● TO BE DONE
Extract the text of each entry below exactly, leaving every image behind.

● PROVIDED RECORDS
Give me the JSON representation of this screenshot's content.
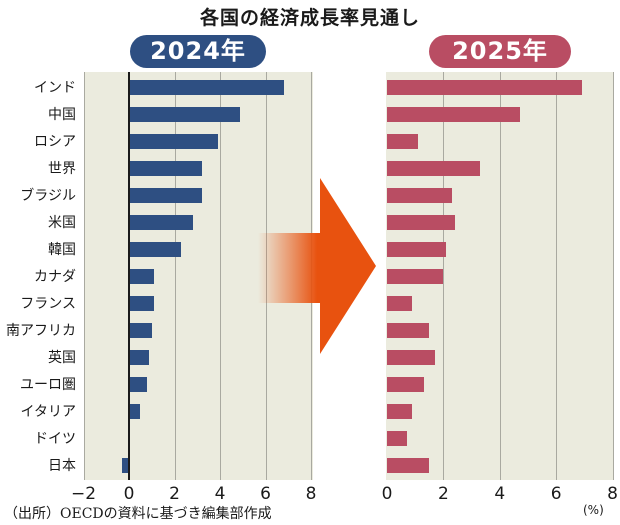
{
  "title": "各国の経済成長率見通し",
  "source_note": "（出所）OECDの資料に基づき編集部作成",
  "colors": {
    "bar_2024": "#2e4f82",
    "bar_2025": "#b94d63",
    "plot_bg": "#ebebde",
    "arrow": "#e8520f"
  },
  "chart_data": [
    {
      "type": "bar",
      "orientation": "horizontal",
      "title": "2024年",
      "categories": [
        "インド",
        "中国",
        "ロシア",
        "世界",
        "ブラジル",
        "米国",
        "韓国",
        "カナダ",
        "フランス",
        "南アフリカ",
        "英国",
        "ユーロ圏",
        "イタリア",
        "ドイツ",
        "日本"
      ],
      "values": [
        6.8,
        4.9,
        3.9,
        3.2,
        3.2,
        2.8,
        2.3,
        1.1,
        1.1,
        1.0,
        0.9,
        0.8,
        0.5,
        0.0,
        -0.3
      ],
      "xlim": [
        -2,
        8
      ],
      "xticks": [
        "−2",
        "0",
        "2",
        "4",
        "6",
        "8"
      ],
      "grid": true
    },
    {
      "type": "bar",
      "orientation": "horizontal",
      "title": "2025年",
      "categories": [
        "インド",
        "中国",
        "ロシア",
        "世界",
        "ブラジル",
        "米国",
        "韓国",
        "カナダ",
        "フランス",
        "南アフリカ",
        "英国",
        "ユーロ圏",
        "イタリア",
        "ドイツ",
        "日本"
      ],
      "values": [
        6.9,
        4.7,
        1.1,
        3.3,
        2.3,
        2.4,
        2.1,
        2.0,
        0.9,
        1.5,
        1.7,
        1.3,
        0.9,
        0.7,
        1.5
      ],
      "xlim": [
        0,
        8
      ],
      "xticks": [
        "0",
        "2",
        "4",
        "6",
        "8"
      ],
      "unit": "(%)",
      "grid": true
    }
  ]
}
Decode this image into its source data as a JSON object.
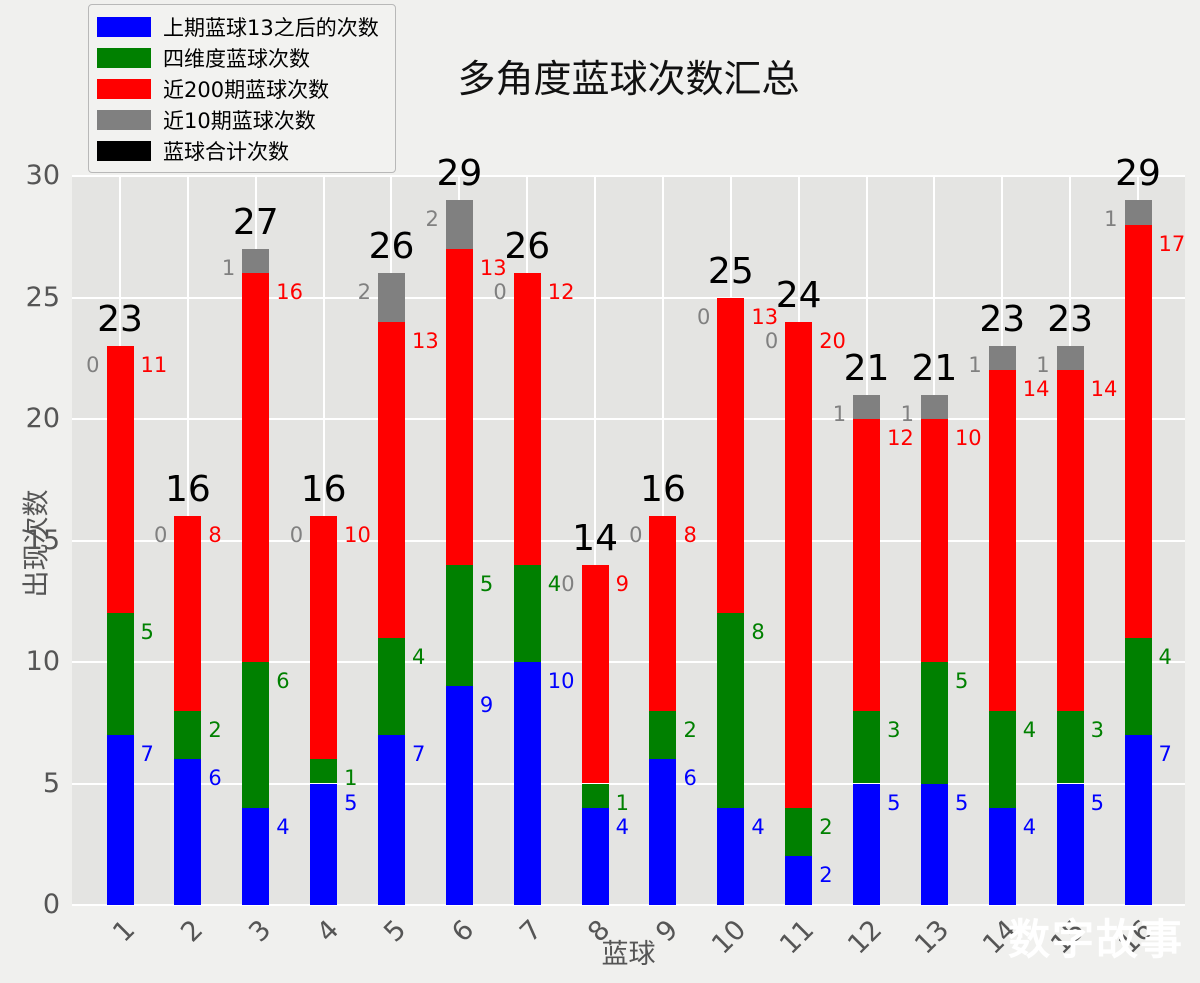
{
  "chart_data": {
    "type": "bar",
    "stacked": true,
    "title": "多角度蓝球次数汇总",
    "xlabel": "蓝球",
    "ylabel": "出现次数",
    "ylim": [
      0,
      30
    ],
    "yticks": [
      0,
      5,
      10,
      15,
      20,
      25,
      30
    ],
    "grid": "on",
    "legend_position": "upper-left",
    "watermark": "数字故事",
    "categories": [
      "1",
      "2",
      "3",
      "4",
      "5",
      "6",
      "7",
      "8",
      "9",
      "10",
      "11",
      "12",
      "13",
      "14",
      "15",
      "16"
    ],
    "series": [
      {
        "name": "上期蓝球13之后的次数",
        "color": "#0000ff",
        "values": [
          7,
          6,
          4,
          5,
          7,
          9,
          10,
          4,
          6,
          4,
          2,
          5,
          5,
          4,
          5,
          7
        ]
      },
      {
        "name": "四维度蓝球次数",
        "color": "#008000",
        "values": [
          5,
          2,
          6,
          1,
          4,
          5,
          4,
          1,
          2,
          8,
          2,
          3,
          5,
          4,
          3,
          4
        ]
      },
      {
        "name": "近200期蓝球次数",
        "color": "#ff0000",
        "values": [
          11,
          8,
          16,
          10,
          13,
          13,
          12,
          9,
          8,
          13,
          20,
          12,
          10,
          14,
          14,
          17
        ]
      },
      {
        "name": "近10期蓝球次数",
        "color": "#808080",
        "values": [
          0,
          0,
          1,
          0,
          2,
          2,
          0,
          0,
          0,
          0,
          0,
          1,
          1,
          1,
          1,
          1
        ]
      }
    ],
    "totals": {
      "name": "蓝球合计次数",
      "color": "#000000",
      "values": [
        23,
        16,
        27,
        16,
        26,
        29,
        26,
        14,
        16,
        25,
        24,
        21,
        21,
        23,
        23,
        29
      ]
    }
  }
}
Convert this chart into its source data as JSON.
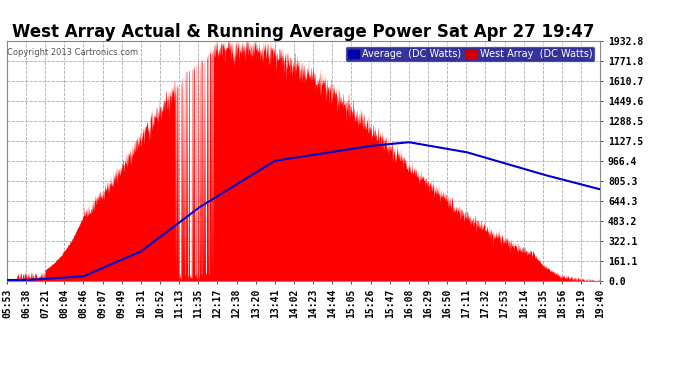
{
  "title": "West Array Actual & Running Average Power Sat Apr 27 19:47",
  "copyright": "Copyright 2013 Cartronics.com",
  "bg_color": "#ffffff",
  "plot_bg_color": "#ffffff",
  "grid_color": "#aaaaaa",
  "title_color": "#000000",
  "ytick_labels": [
    "0.0",
    "161.1",
    "322.1",
    "483.2",
    "644.3",
    "805.3",
    "966.4",
    "1127.5",
    "1288.5",
    "1449.6",
    "1610.7",
    "1771.8",
    "1932.8"
  ],
  "ytick_values": [
    0.0,
    161.1,
    322.1,
    483.2,
    644.3,
    805.3,
    966.4,
    1127.5,
    1288.5,
    1449.6,
    1610.7,
    1771.8,
    1932.8
  ],
  "ylim": [
    0,
    1932.8
  ],
  "xtick_labels": [
    "05:53",
    "06:38",
    "07:21",
    "08:04",
    "08:46",
    "09:07",
    "09:49",
    "10:31",
    "10:52",
    "11:13",
    "11:35",
    "12:17",
    "12:38",
    "13:20",
    "13:41",
    "14:02",
    "14:23",
    "14:44",
    "15:05",
    "15:26",
    "15:47",
    "16:08",
    "16:29",
    "16:50",
    "17:11",
    "17:32",
    "17:53",
    "18:14",
    "18:35",
    "18:56",
    "19:19",
    "19:40"
  ],
  "legend_avg_label": "Average  (DC Watts)",
  "legend_west_label": "West Array  (DC Watts)",
  "legend_avg_bg": "#0000aa",
  "legend_west_bg": "#cc0000",
  "line_color": "#0000cc",
  "fill_color": "#ff0000",
  "ytick_color": "#000000",
  "xtick_color": "#000000",
  "tick_fontsize": 7,
  "title_fontsize": 12,
  "copyright_color": "#555555"
}
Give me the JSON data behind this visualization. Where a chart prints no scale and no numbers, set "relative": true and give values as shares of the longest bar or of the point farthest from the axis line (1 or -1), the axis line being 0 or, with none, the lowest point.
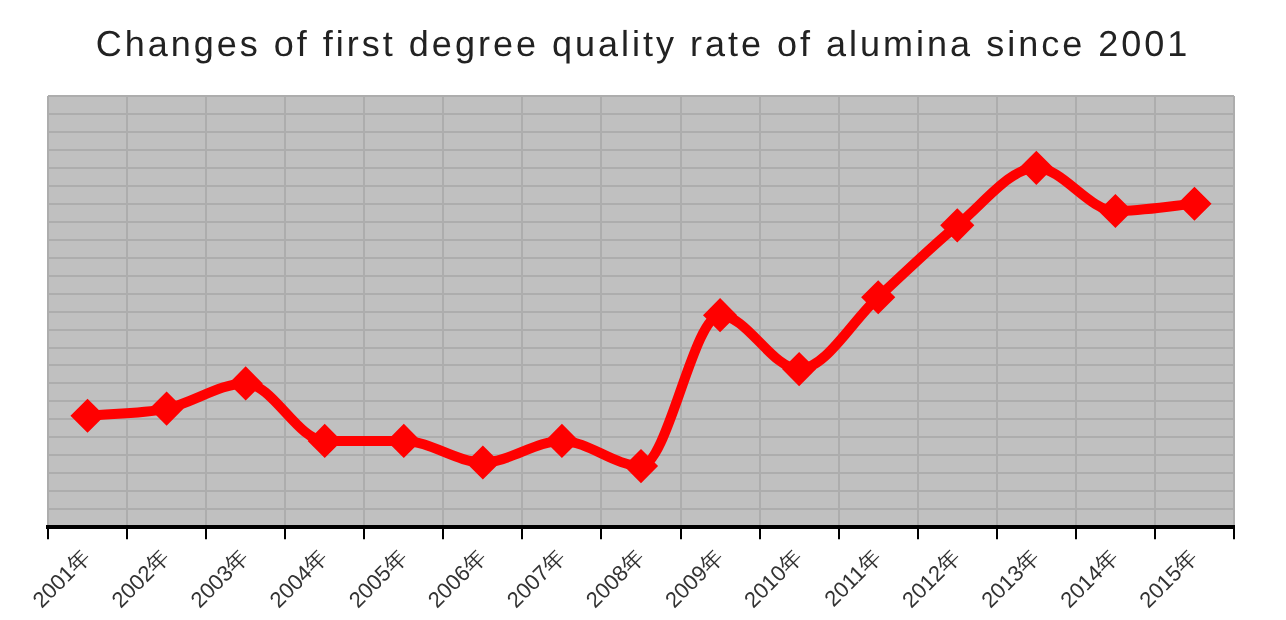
{
  "chart_data": {
    "type": "line",
    "title": "Changes of first degree quality rate of alumina since 2001",
    "relative": true,
    "categories": [
      "2001年",
      "2002年",
      "2003年",
      "2004年",
      "2005年",
      "2006年",
      "2007年",
      "2008年",
      "2009年",
      "2010年",
      "2011年",
      "2012年",
      "2013年",
      "2014年",
      "2015年"
    ],
    "series": [
      {
        "color": "#ff0000",
        "values": [
          0.31,
          0.33,
          0.4,
          0.24,
          0.24,
          0.18,
          0.24,
          0.17,
          0.59,
          0.44,
          0.64,
          0.84,
          1,
          0.88,
          0.9
        ]
      }
    ],
    "grid": true,
    "legend": false,
    "marker": "diamond",
    "line_style": "solid"
  }
}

● OUTPUT FOR THIS TASK
Give me the JSON representation of this screenshot's content.
{
  "title": "各国の経済成長率見通し",
  "source_note": "（出所）OECDの資料に基づき編集部作成",
  "colors": {
    "bar_2024": "#2e4f82",
    "bar_2025": "#b94d63",
    "plot_bg": "#ebebde",
    "arrow": "#e8520f"
  },
  "chart_data": [
    {
      "type": "bar",
      "orientation": "horizontal",
      "title": "2024年",
      "categories": [
        "インド",
        "中国",
        "ロシア",
        "世界",
        "ブラジル",
        "米国",
        "韓国",
        "カナダ",
        "フランス",
        "南アフリカ",
        "英国",
        "ユーロ圏",
        "イタリア",
        "ドイツ",
        "日本"
      ],
      "values": [
        6.8,
        4.9,
        3.9,
        3.2,
        3.2,
        2.8,
        2.3,
        1.1,
        1.1,
        1.0,
        0.9,
        0.8,
        0.5,
        0.0,
        -0.3
      ],
      "xlim": [
        -2,
        8
      ],
      "xticks": [
        "−2",
        "0",
        "2",
        "4",
        "6",
        "8"
      ],
      "grid": true
    },
    {
      "type": "bar",
      "orientation": "horizontal",
      "title": "2025年",
      "categories": [
        "インド",
        "中国",
        "ロシア",
        "世界",
        "ブラジル",
        "米国",
        "韓国",
        "カナダ",
        "フランス",
        "南アフリカ",
        "英国",
        "ユーロ圏",
        "イタリア",
        "ドイツ",
        "日本"
      ],
      "values": [
        6.9,
        4.7,
        1.1,
        3.3,
        2.3,
        2.4,
        2.1,
        2.0,
        0.9,
        1.5,
        1.7,
        1.3,
        0.9,
        0.7,
        1.5
      ],
      "xlim": [
        0,
        8
      ],
      "xticks": [
        "0",
        "2",
        "4",
        "6",
        "8"
      ],
      "unit": "(%)",
      "grid": true
    }
  ]
}
Decode this image into its source data as a JSON object.
{
  "chart_data": {
    "type": "bar",
    "stacked": true,
    "title": "多角度蓝球次数汇总",
    "xlabel": "蓝球",
    "ylabel": "出现次数",
    "ylim": [
      0,
      30
    ],
    "yticks": [
      0,
      5,
      10,
      15,
      20,
      25,
      30
    ],
    "grid": "on",
    "legend_position": "upper-left",
    "watermark": "数字故事",
    "categories": [
      "1",
      "2",
      "3",
      "4",
      "5",
      "6",
      "7",
      "8",
      "9",
      "10",
      "11",
      "12",
      "13",
      "14",
      "15",
      "16"
    ],
    "series": [
      {
        "name": "上期蓝球13之后的次数",
        "color": "#0000ff",
        "values": [
          7,
          6,
          4,
          5,
          7,
          9,
          10,
          4,
          6,
          4,
          2,
          5,
          5,
          4,
          5,
          7
        ]
      },
      {
        "name": "四维度蓝球次数",
        "color": "#008000",
        "values": [
          5,
          2,
          6,
          1,
          4,
          5,
          4,
          1,
          2,
          8,
          2,
          3,
          5,
          4,
          3,
          4
        ]
      },
      {
        "name": "近200期蓝球次数",
        "color": "#ff0000",
        "values": [
          11,
          8,
          16,
          10,
          13,
          13,
          12,
          9,
          8,
          13,
          20,
          12,
          10,
          14,
          14,
          17
        ]
      },
      {
        "name": "近10期蓝球次数",
        "color": "#808080",
        "values": [
          0,
          0,
          1,
          0,
          2,
          2,
          0,
          0,
          0,
          0,
          0,
          1,
          1,
          1,
          1,
          1
        ]
      }
    ],
    "totals": {
      "name": "蓝球合计次数",
      "color": "#000000",
      "values": [
        23,
        16,
        27,
        16,
        26,
        29,
        26,
        14,
        16,
        25,
        24,
        21,
        21,
        23,
        23,
        29
      ]
    }
  }
}
Convert this chart into its source data as JSON.
{
  "title": "West Array Actual & Running Average Power Sat Apr 27 19:47",
  "copyright": "Copyright 2013 Cartronics.com",
  "bg_color": "#ffffff",
  "plot_bg_color": "#ffffff",
  "grid_color": "#aaaaaa",
  "title_color": "#000000",
  "ytick_labels": [
    "0.0",
    "161.1",
    "322.1",
    "483.2",
    "644.3",
    "805.3",
    "966.4",
    "1127.5",
    "1288.5",
    "1449.6",
    "1610.7",
    "1771.8",
    "1932.8"
  ],
  "ytick_values": [
    0.0,
    161.1,
    322.1,
    483.2,
    644.3,
    805.3,
    966.4,
    1127.5,
    1288.5,
    1449.6,
    1610.7,
    1771.8,
    1932.8
  ],
  "ylim": [
    0,
    1932.8
  ],
  "xtick_labels": [
    "05:53",
    "06:38",
    "07:21",
    "08:04",
    "08:46",
    "09:07",
    "09:49",
    "10:31",
    "10:52",
    "11:13",
    "11:35",
    "12:17",
    "12:38",
    "13:20",
    "13:41",
    "14:02",
    "14:23",
    "14:44",
    "15:05",
    "15:26",
    "15:47",
    "16:08",
    "16:29",
    "16:50",
    "17:11",
    "17:32",
    "17:53",
    "18:14",
    "18:35",
    "18:56",
    "19:19",
    "19:40"
  ],
  "legend_avg_label": "Average  (DC Watts)",
  "legend_west_label": "West Array  (DC Watts)",
  "legend_avg_bg": "#0000aa",
  "legend_west_bg": "#cc0000",
  "line_color": "#0000cc",
  "fill_color": "#ff0000",
  "ytick_color": "#000000",
  "xtick_color": "#000000",
  "tick_fontsize": 7,
  "title_fontsize": 12,
  "copyright_color": "#555555"
}
Give me the JSON data behind this visualization. Where a chart prints no scale and no numbers, set "relative": true and give values as shares of the longest bar or of the point farthest from the axis line (1 or -1), the axis line being 0 or, with none, the lowest point.
{
  "chart_data": {
    "type": "line",
    "title": "Changes of first degree quality rate of alumina since 2001",
    "relative": true,
    "categories": [
      "2001年",
      "2002年",
      "2003年",
      "2004年",
      "2005年",
      "2006年",
      "2007年",
      "2008年",
      "2009年",
      "2010年",
      "2011年",
      "2012年",
      "2013年",
      "2014年",
      "2015年"
    ],
    "series": [
      {
        "color": "#ff0000",
        "values": [
          0.31,
          0.33,
          0.4,
          0.24,
          0.24,
          0.18,
          0.24,
          0.17,
          0.59,
          0.44,
          0.64,
          0.84,
          1,
          0.88,
          0.9
        ]
      }
    ],
    "grid": true,
    "legend": false,
    "marker": "diamond",
    "line_style": "solid"
  }
}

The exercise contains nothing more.